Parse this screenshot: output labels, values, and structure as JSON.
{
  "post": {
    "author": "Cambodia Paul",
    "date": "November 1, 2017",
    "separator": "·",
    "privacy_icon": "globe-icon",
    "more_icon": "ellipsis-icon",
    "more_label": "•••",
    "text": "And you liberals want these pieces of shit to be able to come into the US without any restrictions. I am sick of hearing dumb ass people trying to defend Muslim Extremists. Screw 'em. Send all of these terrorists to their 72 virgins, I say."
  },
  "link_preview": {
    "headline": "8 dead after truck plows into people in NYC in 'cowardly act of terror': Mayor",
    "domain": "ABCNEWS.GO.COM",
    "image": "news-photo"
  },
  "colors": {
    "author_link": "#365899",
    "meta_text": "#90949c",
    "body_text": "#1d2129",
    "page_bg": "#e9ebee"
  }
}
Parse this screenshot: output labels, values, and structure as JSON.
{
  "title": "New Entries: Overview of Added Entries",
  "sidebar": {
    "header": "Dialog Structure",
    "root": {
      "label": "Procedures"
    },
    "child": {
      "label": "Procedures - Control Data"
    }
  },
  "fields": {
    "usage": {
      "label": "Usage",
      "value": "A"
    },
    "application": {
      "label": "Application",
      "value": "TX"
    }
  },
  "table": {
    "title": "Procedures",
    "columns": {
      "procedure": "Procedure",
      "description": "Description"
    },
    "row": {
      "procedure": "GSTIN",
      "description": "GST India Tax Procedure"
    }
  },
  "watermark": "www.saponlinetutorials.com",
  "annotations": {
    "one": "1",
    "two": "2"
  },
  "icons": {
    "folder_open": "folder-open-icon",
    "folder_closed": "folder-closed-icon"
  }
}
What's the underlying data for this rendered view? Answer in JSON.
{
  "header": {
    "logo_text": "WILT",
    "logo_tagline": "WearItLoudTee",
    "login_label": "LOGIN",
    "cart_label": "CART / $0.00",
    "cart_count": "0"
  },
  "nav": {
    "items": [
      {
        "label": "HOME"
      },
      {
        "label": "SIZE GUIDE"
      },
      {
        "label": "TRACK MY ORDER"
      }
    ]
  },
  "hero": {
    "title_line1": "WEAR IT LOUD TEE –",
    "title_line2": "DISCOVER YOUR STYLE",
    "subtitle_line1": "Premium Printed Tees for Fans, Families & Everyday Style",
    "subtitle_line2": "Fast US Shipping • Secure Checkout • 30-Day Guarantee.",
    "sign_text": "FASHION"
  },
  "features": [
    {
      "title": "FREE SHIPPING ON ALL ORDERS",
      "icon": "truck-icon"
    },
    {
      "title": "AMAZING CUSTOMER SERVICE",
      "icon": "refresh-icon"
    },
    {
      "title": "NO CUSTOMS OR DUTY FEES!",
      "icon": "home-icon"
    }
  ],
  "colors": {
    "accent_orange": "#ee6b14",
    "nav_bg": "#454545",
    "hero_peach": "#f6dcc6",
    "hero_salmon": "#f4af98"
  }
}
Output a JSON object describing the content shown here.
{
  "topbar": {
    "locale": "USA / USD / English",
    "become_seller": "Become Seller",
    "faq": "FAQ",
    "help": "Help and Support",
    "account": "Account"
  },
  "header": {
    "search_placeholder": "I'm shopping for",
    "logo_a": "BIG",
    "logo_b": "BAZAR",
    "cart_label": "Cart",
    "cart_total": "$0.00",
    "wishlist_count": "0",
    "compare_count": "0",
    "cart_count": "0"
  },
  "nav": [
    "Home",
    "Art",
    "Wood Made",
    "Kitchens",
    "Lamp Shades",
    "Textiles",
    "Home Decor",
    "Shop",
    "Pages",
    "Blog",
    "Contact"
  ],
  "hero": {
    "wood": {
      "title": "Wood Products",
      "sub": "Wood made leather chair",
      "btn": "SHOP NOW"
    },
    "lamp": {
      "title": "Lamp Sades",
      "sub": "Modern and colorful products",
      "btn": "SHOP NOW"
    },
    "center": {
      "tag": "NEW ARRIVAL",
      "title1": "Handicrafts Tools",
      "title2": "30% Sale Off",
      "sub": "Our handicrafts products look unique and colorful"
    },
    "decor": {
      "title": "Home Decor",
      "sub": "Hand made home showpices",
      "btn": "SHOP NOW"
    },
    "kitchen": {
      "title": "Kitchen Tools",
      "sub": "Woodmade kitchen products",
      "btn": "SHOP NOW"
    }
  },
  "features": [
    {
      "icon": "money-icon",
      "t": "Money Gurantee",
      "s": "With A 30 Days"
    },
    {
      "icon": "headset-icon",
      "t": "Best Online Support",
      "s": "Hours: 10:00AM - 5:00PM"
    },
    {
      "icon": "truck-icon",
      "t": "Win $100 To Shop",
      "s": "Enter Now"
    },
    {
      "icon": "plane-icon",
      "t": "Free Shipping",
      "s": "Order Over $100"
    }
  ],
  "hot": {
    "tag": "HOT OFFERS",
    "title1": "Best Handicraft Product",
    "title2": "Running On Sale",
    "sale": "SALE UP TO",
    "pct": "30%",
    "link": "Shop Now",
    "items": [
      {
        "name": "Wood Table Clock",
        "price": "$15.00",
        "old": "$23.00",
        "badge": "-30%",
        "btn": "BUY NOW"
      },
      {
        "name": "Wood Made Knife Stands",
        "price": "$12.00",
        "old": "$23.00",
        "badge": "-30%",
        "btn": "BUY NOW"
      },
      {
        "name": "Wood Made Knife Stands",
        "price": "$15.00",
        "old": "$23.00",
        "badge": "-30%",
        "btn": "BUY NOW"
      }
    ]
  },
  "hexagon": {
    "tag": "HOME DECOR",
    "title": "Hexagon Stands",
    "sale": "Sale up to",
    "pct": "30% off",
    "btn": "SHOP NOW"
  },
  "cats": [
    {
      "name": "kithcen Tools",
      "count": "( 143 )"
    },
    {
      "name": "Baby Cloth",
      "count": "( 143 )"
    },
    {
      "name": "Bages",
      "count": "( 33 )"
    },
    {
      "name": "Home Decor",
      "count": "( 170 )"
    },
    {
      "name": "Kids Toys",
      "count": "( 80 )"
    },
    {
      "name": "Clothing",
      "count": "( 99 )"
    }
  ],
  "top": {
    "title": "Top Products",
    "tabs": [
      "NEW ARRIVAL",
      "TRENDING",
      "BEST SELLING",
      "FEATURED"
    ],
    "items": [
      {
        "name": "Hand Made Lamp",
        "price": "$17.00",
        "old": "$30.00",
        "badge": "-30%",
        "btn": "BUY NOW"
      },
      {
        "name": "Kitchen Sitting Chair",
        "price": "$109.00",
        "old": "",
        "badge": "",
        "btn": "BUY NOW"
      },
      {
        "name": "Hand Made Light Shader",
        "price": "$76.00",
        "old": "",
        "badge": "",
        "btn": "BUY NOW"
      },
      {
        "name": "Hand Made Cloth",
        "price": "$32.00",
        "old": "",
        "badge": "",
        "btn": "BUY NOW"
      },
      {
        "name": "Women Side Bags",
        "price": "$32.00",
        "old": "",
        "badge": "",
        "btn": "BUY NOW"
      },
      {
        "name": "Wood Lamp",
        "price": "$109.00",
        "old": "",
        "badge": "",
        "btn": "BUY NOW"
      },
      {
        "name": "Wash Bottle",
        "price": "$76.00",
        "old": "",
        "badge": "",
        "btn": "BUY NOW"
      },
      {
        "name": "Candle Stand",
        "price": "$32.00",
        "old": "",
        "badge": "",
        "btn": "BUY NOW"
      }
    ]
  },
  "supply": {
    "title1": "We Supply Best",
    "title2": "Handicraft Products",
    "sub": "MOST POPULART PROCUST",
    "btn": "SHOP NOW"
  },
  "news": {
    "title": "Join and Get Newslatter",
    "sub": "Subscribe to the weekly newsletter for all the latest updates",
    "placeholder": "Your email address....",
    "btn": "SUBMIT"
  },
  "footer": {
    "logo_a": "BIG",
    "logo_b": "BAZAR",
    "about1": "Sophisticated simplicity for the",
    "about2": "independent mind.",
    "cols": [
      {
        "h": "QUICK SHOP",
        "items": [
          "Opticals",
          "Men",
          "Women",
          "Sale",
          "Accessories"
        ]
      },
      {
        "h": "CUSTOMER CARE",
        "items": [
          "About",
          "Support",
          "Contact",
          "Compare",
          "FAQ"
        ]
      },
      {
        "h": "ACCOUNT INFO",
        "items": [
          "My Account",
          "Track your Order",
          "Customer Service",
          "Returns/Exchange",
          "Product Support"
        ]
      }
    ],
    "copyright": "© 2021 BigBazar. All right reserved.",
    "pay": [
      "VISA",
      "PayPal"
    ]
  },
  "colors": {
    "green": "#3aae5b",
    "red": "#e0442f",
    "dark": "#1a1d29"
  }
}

**Directions**
Search the records for the word "colorful". Copy every line that has it.

**Exercise answer**
      "sub": "Modern and colorful products",
      "sub": "Our handicrafts products look unique and colorful"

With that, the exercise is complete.